▶ [The request] Pick out all lines of the entries that include the word "JSON" and copy them.

#### Source data ####

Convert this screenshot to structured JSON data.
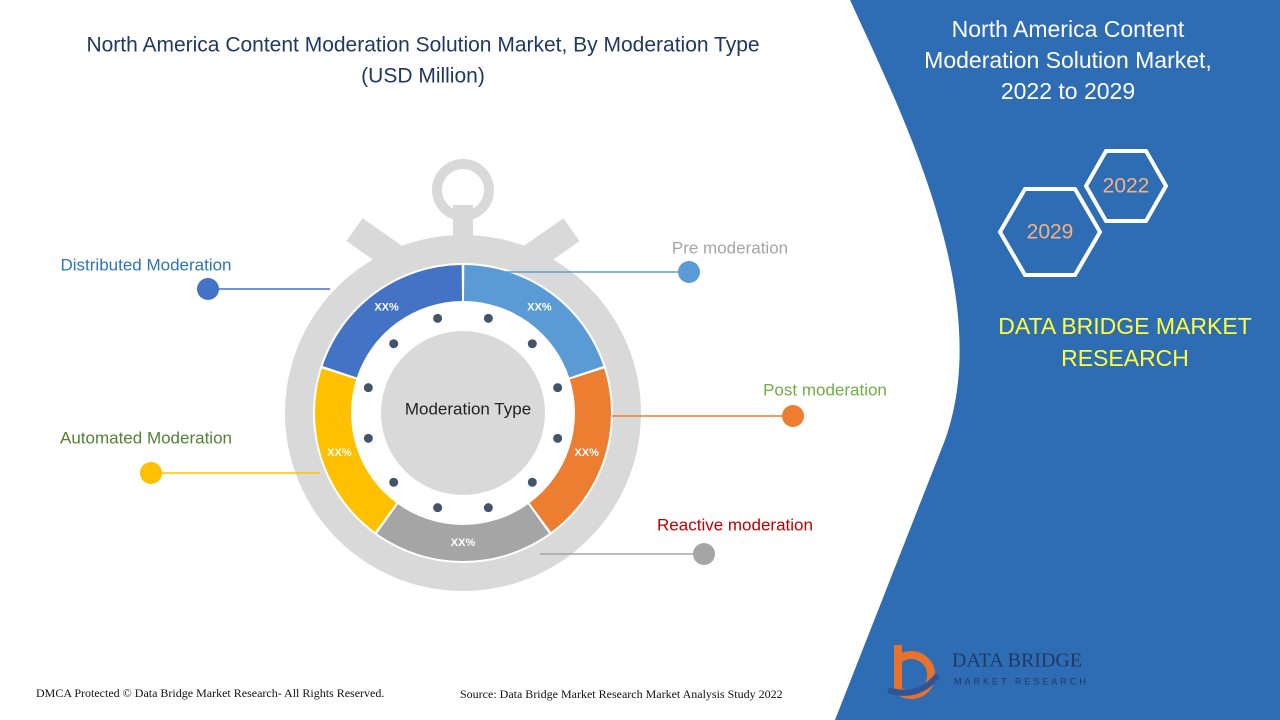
{
  "title": "North America Content Moderation Solution Market, By Moderation Type",
  "subtitle": "(USD Million)",
  "center_label": "Moderation Type",
  "segments": [
    {
      "label": "Pre moderation",
      "share": "XX%",
      "color": "#5B9BD5",
      "label_color": "#A5A5A5"
    },
    {
      "label": "Post moderation",
      "share": "XX%",
      "color": "#ED7D31",
      "label_color": "#70AD47"
    },
    {
      "label": "Reactive moderation",
      "share": "XX%",
      "color": "#A5A5A5",
      "label_color": "#C00000"
    },
    {
      "label": "Automated Moderation",
      "share": "XX%",
      "color": "#FFC000",
      "label_color": "#548235"
    },
    {
      "label": "Distributed Moderation",
      "share": "XX%",
      "color": "#4472C4",
      "label_color": "#2E75B6"
    }
  ],
  "side_panel": {
    "title": "North America Content Moderation Solution Market, 2022 to 2029",
    "year_start": "2022",
    "year_end": "2029",
    "brand": "DATA BRIDGE MARKET RESEARCH",
    "logo_name": "DATA BRIDGE",
    "logo_tagline": "MARKET RESEARCH"
  },
  "footer": {
    "copyright": "DMCA Protected © Data Bridge Market Research- All Rights Reserved.",
    "source": "Source: Data Bridge Market Research Market Analysis Study 2022"
  }
}
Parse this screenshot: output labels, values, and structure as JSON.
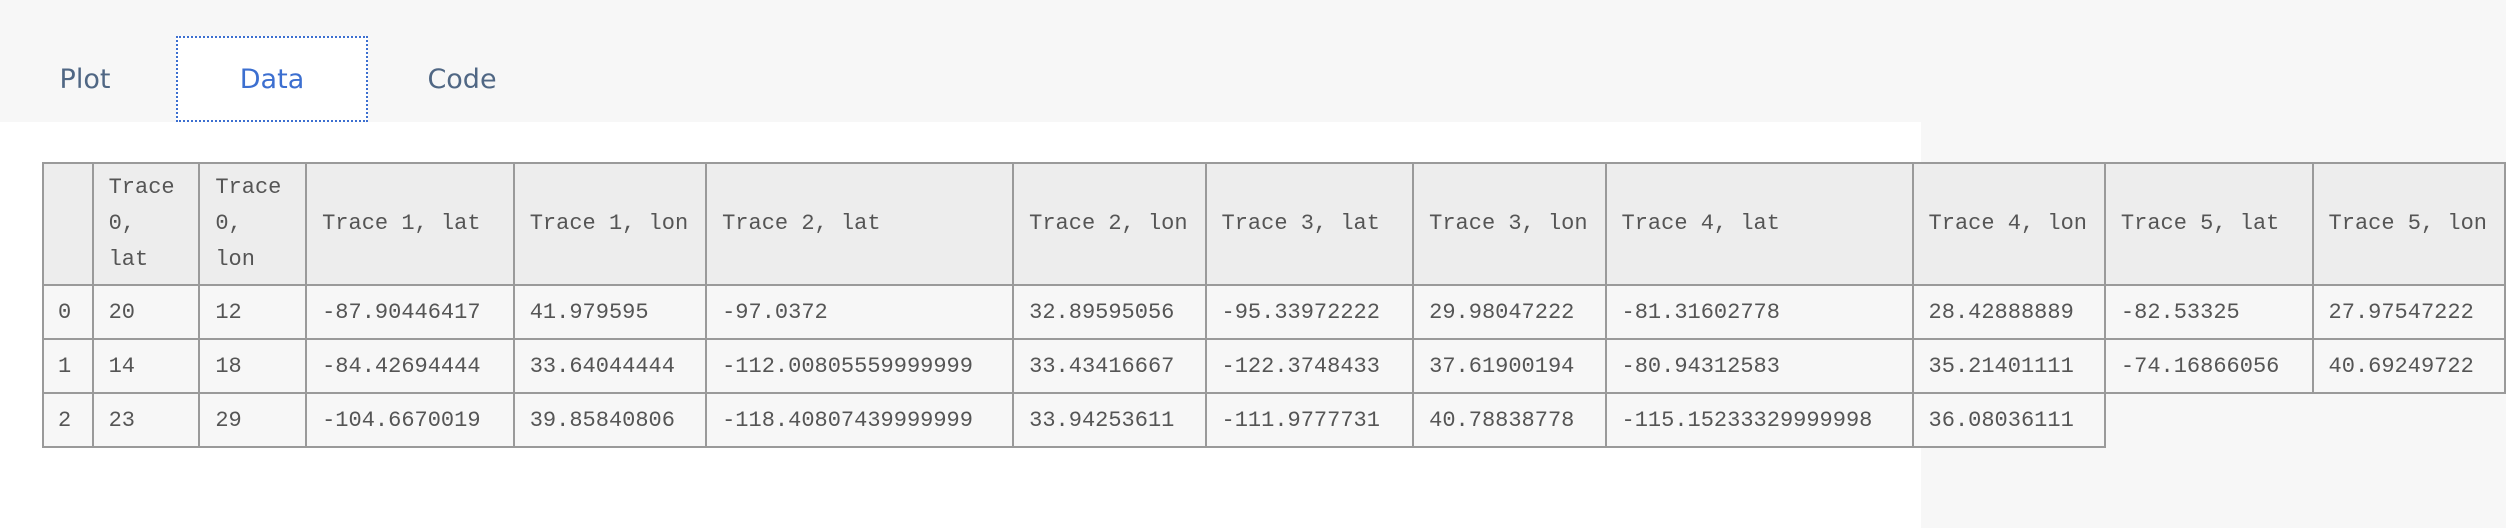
{
  "tabs": [
    {
      "label": "Plot",
      "active": false
    },
    {
      "label": "Data",
      "active": true
    },
    {
      "label": "Code",
      "active": false
    }
  ],
  "table": {
    "headers": [
      "",
      "Trace 0, lat",
      "Trace 0, lon",
      "Trace 1, lat",
      "Trace 1, lon",
      "Trace 2, lat",
      "Trace 2, lon",
      "Trace 3, lat",
      "Trace 3, lon",
      "Trace 4, lat",
      "Trace 4, lon",
      "Trace 5, lat",
      "Trace 5, lon"
    ],
    "rows": [
      [
        "0",
        "20",
        "12",
        "-87.90446417",
        "41.979595",
        "-97.0372",
        "32.89595056",
        "-95.33972222",
        "29.98047222",
        "-81.31602778",
        "28.42888889",
        "-82.53325",
        "27.97547222"
      ],
      [
        "1",
        "14",
        "18",
        "-84.42694444",
        "33.64044444",
        "-112.00805559999999",
        "33.43416667",
        "-122.3748433",
        "37.61900194",
        "-80.94312583",
        "35.21401111",
        "-74.16866056",
        "40.69249722"
      ],
      [
        "2",
        "23",
        "29",
        "-104.6670019",
        "39.85840806",
        "-118.40807439999999",
        "33.94253611",
        "-111.9777731",
        "40.78838778",
        "-115.15233329999998",
        "36.08036111",
        "",
        ""
      ]
    ]
  }
}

####

▶ [Expected output]
Convert this screenshot to structured JSON data.
Parse this screenshot: output labels, values, and structure as JSON.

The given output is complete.